Data file storage

Dear Galaxy
I have uploaded a 150GB transcriptome dataset. How long will it be available in my history?
Thanks

Welcome @Chandima1

We have a guide here with many details. → What should I do if my data exceeds the given 250GB of storage?

For the exact details, you will need to review the terms of service at the server where you are working. All will have slightly different data retention times.

In general, it is a good idea to save back a copy of anything important to a storage location where you have full control (backups secured). See → FAQ: How can I reduce quota usage while still retaining prior work (data, tools, methods)?

If you have followup questions about a specific server, you can share back the URL and we can try to clarify about it more (will need to be public).

Hope this helps! :slight_smile:

Dear Jenna
Thank you for the warning!
I had the impression that 1T storage is available for active jobs for 30 days. May be I am wrong. I am running Trimmomatic. Can I download the history once the job is completed and free the 250gb? Please clarify me on this. Thank you

Hi @Chandima1

Yes, the extra 1 TB of storage space at the UseGalaxy.org server is for 30 days then the data is automatically deleted. This operates on a rolling per-file basis from the date that a dataset is first created.

:: DATA PROVIDED ::
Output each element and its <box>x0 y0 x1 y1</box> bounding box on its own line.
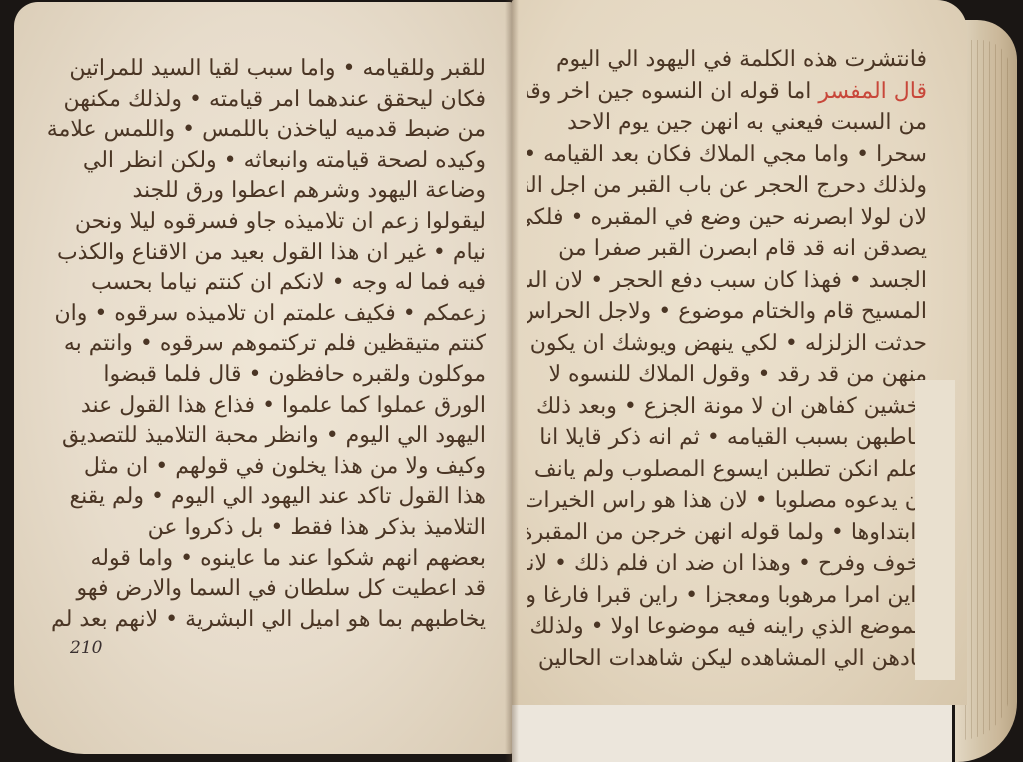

:: WHAT THE TASK REQUIRES ::
In the data file storage thread, how long is the extra 1 TB of storage at the UseGalaxy.org server kept before its data is automatically deleted?

:: ANSWER TO THE PROBLEM ::
30 days, counted per file from the date each dataset is first created.